[Start of Material for this exercise]

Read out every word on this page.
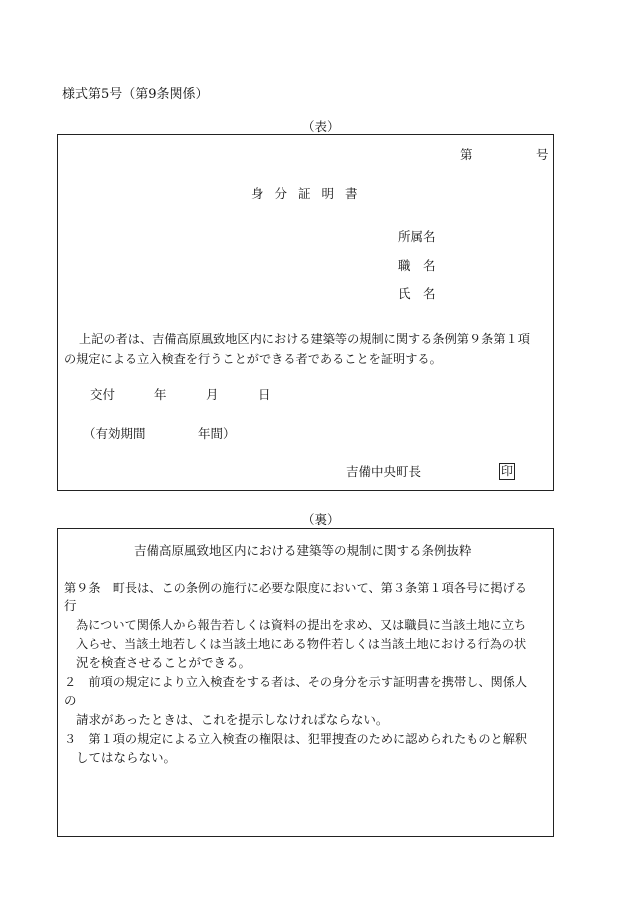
様式第5号（第9条関係）
（表）
第	号
身分証明書
所属名
職　名
氏　名
上記の者は、吉備高原風致地区内における建築等の規制に関する条例第９条第１項
の規定による立入検査を行うことができる者であることを証明する。
交付	年	月	日
（有効期間	年間）
吉備中央町長	印
（裏）
吉備高原風致地区内における建築等の規制に関する条例抜粋
第９条　町長は、この条例の施行に必要な限度において、第３条第１項各号に掲げる
行
為について関係人から報告若しくは資料の提出を求め、又は職員に当該土地に立ち
入らせ、当該土地若しくは当該土地にある物件若しくは当該土地における行為の状
況を検査させることができる。
２　前項の規定により立入検査をする者は、その身分を示す証明書を携帯し、関係人
の
請求があったときは、これを提示しなければならない。
３　第１項の規定による立入検査の権限は、犯罪捜査のために認められたものと解釈
してはならない。
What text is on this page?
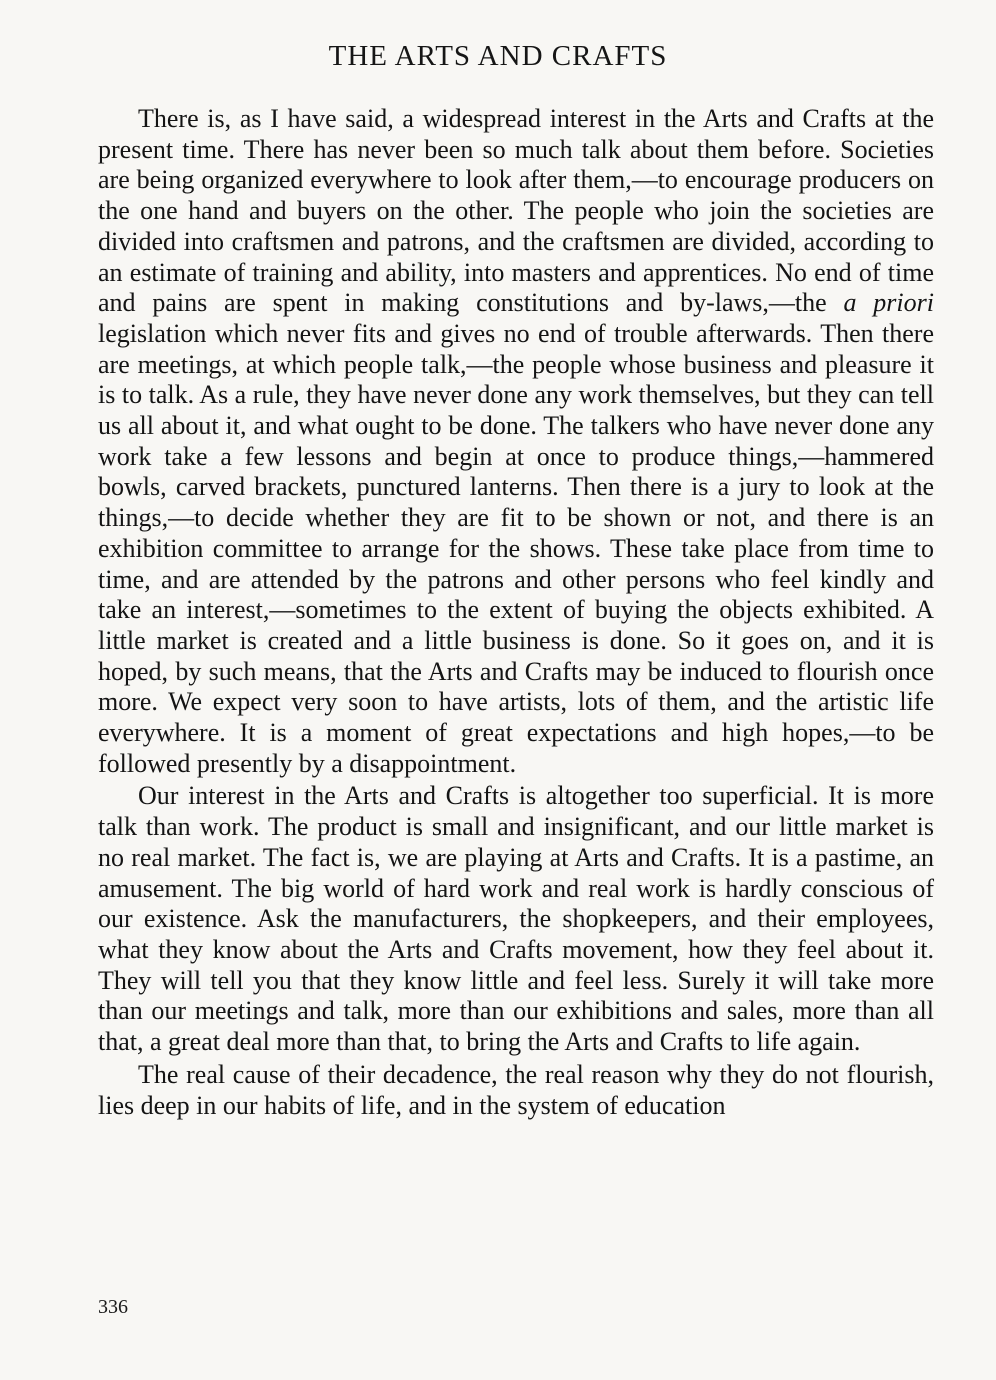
THE ARTS AND CRAFTS

There is, as I have said, a widespread interest in the Arts and Crafts at the present time. There has never been so much talk about them before. Societies are being organized everywhere to look after them,—to encourage producers on the one hand and buyers on the other. The people who join the societies are divided into craftsmen and patrons, and the craftsmen are divided, according to an estimate of training and ability, into masters and apprentices. No end of time and pains are spent in making constitutions and by-laws,—the a priori legislation which never fits and gives no end of trouble afterwards. Then there are meetings, at which people talk,—the people whose business and pleasure it is to talk. As a rule, they have never done any work themselves, but they can tell us all about it, and what ought to be done. The talkers who have never done any work take a few lessons and begin at once to produce things,—hammered bowls, carved brackets, punctured lanterns. Then there is a jury to look at the things,—to decide whether they are fit to be shown or not, and there is an exhibition committee to arrange for the shows. These take place from time to time, and are attended by the patrons and other persons who feel kindly and take an interest,—sometimes to the extent of buying the objects exhibited. A little market is created and a little business is done. So it goes on, and it is hoped, by such means, that the Arts and Crafts may be induced to flourish once more. We expect very soon to have artists, lots of them, and the artistic life everywhere. It is a moment of great expectations and high hopes,—to be followed presently by a disappointment.

Our interest in the Arts and Crafts is altogether too superficial. It is more talk than work. The product is small and insignificant, and our little market is no real market. The fact is, we are playing at Arts and Crafts. It is a pastime, an amusement. The big world of hard work and real work is hardly conscious of our existence. Ask the manufacturers, the shopkeepers, and their employees, what they know about the Arts and Crafts movement, how they feel about it. They will tell you that they know little and feel less. Surely it will take more than our meetings and talk, more than our exhibitions and sales, more than all that, a great deal more than that, to bring the Arts and Crafts to life again.

The real cause of their decadence, the real reason why they do not flourish, lies deep in our habits of life, and in the system of education

336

[End of Material for this exercise]

Transcribe the records above exactly as they appear, leaving out any pictures.

* [Response to the task]
Read out every word on this page.
様式第5号（第9条関係）
（表）
第	号
身分証明書
所属名
職　名
氏　名
上記の者は、吉備高原風致地区内における建築等の規制に関する条例第９条第１項
の規定による立入検査を行うことができる者であることを証明する。
交付	年	月	日
（有効期間	年間）
吉備中央町長	印
（裏）
吉備高原風致地区内における建築等の規制に関する条例抜粋
第９条　町長は、この条例の施行に必要な限度において、第３条第１項各号に掲げる
行
為について関係人から報告若しくは資料の提出を求め、又は職員に当該土地に立ち
入らせ、当該土地若しくは当該土地にある物件若しくは当該土地における行為の状
況を検査させることができる。
２　前項の規定により立入検査をする者は、その身分を示す証明書を携帯し、関係人
の
請求があったときは、これを提示しなければならない。
３　第１項の規定による立入検査の権限は、犯罪捜査のために認められたものと解釈
してはならない。
What text is on this page?
THE ARTS AND CRAFTS

There is, as I have said, a widespread interest in the Arts and Crafts at the present time. There has never been so much talk about them before. Societies are being organized everywhere to look after them,—to encourage producers on the one hand and buyers on the other. The people who join the societies are divided into craftsmen and patrons, and the craftsmen are divided, according to an estimate of training and ability, into masters and apprentices. No end of time and pains are spent in making constitutions and by-laws,—the a priori legislation which never fits and gives no end of trouble afterwards. Then there are meetings, at which people talk,—the people whose business and pleasure it is to talk. As a rule, they have never done any work themselves, but they can tell us all about it, and what ought to be done. The talkers who have never done any work take a few lessons and begin at once to produce things,—hammered bowls, carved brackets, punctured lanterns. Then there is a jury to look at the things,—to decide whether they are fit to be shown or not, and there is an exhibition committee to arrange for the shows. These take place from time to time, and are attended by the patrons and other persons who feel kindly and take an interest,—sometimes to the extent of buying the objects exhibited. A little market is created and a little business is done. So it goes on, and it is hoped, by such means, that the Arts and Crafts may be induced to flourish once more. We expect very soon to have artists, lots of them, and the artistic life everywhere. It is a moment of great expectations and high hopes,—to be followed presently by a disappointment.

Our interest in the Arts and Crafts is altogether too superficial. It is more talk than work. The product is small and insignificant, and our little market is no real market. The fact is, we are playing at Arts and Crafts. It is a pastime, an amusement. The big world of hard work and real work is hardly conscious of our existence. Ask the manufacturers, the shopkeepers, and their employees, what they know about the Arts and Crafts movement, how they feel about it. They will tell you that they know little and feel less. Surely it will take more than our meetings and talk, more than our exhibitions and sales, more than all that, a great deal more than that, to bring the Arts and Crafts to life again.

The real cause of their decadence, the real reason why they do not flourish, lies deep in our habits of life, and in the system of education

336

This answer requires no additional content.